Instruction:
Write down every entry below once more, exactly.

Exercise material:

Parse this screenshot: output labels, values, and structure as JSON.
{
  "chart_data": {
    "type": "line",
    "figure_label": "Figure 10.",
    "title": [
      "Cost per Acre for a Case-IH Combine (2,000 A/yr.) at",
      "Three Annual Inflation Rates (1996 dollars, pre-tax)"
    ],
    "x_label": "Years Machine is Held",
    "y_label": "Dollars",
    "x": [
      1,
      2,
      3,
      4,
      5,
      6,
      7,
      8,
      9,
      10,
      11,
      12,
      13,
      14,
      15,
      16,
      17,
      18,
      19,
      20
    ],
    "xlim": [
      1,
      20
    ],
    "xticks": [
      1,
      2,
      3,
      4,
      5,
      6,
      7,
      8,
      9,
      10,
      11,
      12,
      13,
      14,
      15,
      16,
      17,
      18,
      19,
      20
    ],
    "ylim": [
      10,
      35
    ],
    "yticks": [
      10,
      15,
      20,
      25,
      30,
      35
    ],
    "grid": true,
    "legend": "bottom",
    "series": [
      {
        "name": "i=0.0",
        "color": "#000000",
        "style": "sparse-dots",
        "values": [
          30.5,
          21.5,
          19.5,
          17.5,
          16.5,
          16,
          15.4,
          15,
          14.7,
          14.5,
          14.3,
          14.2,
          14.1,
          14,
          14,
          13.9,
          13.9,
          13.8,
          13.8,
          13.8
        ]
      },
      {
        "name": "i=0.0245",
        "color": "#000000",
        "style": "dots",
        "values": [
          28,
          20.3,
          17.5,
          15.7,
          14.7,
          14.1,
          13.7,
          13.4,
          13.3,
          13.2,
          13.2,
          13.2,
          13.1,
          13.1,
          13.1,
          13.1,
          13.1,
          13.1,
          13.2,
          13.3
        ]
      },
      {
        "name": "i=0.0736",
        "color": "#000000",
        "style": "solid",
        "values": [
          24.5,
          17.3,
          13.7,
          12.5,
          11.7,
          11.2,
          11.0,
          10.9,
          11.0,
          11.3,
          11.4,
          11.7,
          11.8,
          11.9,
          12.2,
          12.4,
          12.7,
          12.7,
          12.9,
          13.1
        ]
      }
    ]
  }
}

Answer to the problem:
Parse this screenshot: output labels, values, and structure as JSON.
{
  "chart_data": {
    "type": "line",
    "figure_label": "Figure 10.",
    "title": [
      "Cost per Acre for a Case-IH Combine (2,000 A/yr.) at",
      "Three Annual Inflation Rates (1996 dollars, pre-tax)"
    ],
    "x_label": "Years Machine is Held",
    "y_label": "Dollars",
    "x": [
      1,
      2,
      3,
      4,
      5,
      6,
      7,
      8,
      9,
      10,
      11,
      12,
      13,
      14,
      15,
      16,
      17,
      18,
      19,
      20
    ],
    "xlim": [
      1,
      20
    ],
    "xticks": [
      1,
      2,
      3,
      4,
      5,
      6,
      7,
      8,
      9,
      10,
      11,
      12,
      13,
      14,
      15,
      16,
      17,
      18,
      19,
      20
    ],
    "ylim": [
      10,
      35
    ],
    "yticks": [
      10,
      15,
      20,
      25,
      30,
      35
    ],
    "grid": true,
    "legend": "bottom",
    "series": [
      {
        "name": "i=0.0",
        "color": "#000000",
        "style": "sparse-dots",
        "values": [
          30.5,
          21.5,
          19.5,
          17.5,
          16.5,
          16,
          15.4,
          15,
          14.7,
          14.5,
          14.3,
          14.2,
          14.1,
          14,
          14,
          13.9,
          13.9,
          13.8,
          13.8,
          13.8
        ]
      },
      {
        "name": "i=0.0245",
        "color": "#000000",
        "style": "dots",
        "values": [
          28,
          20.3,
          17.5,
          15.7,
          14.7,
          14.1,
          13.7,
          13.4,
          13.3,
          13.2,
          13.2,
          13.2,
          13.1,
          13.1,
          13.1,
          13.1,
          13.1,
          13.1,
          13.2,
          13.3
        ]
      },
      {
        "name": "i=0.0736",
        "color": "#000000",
        "style": "solid",
        "values": [
          24.5,
          17.3,
          13.7,
          12.5,
          11.7,
          11.2,
          11.0,
          10.9,
          11.0,
          11.3,
          11.4,
          11.7,
          11.8,
          11.9,
          12.2,
          12.4,
          12.7,
          12.7,
          12.9,
          13.1
        ]
      }
    ]
  }
}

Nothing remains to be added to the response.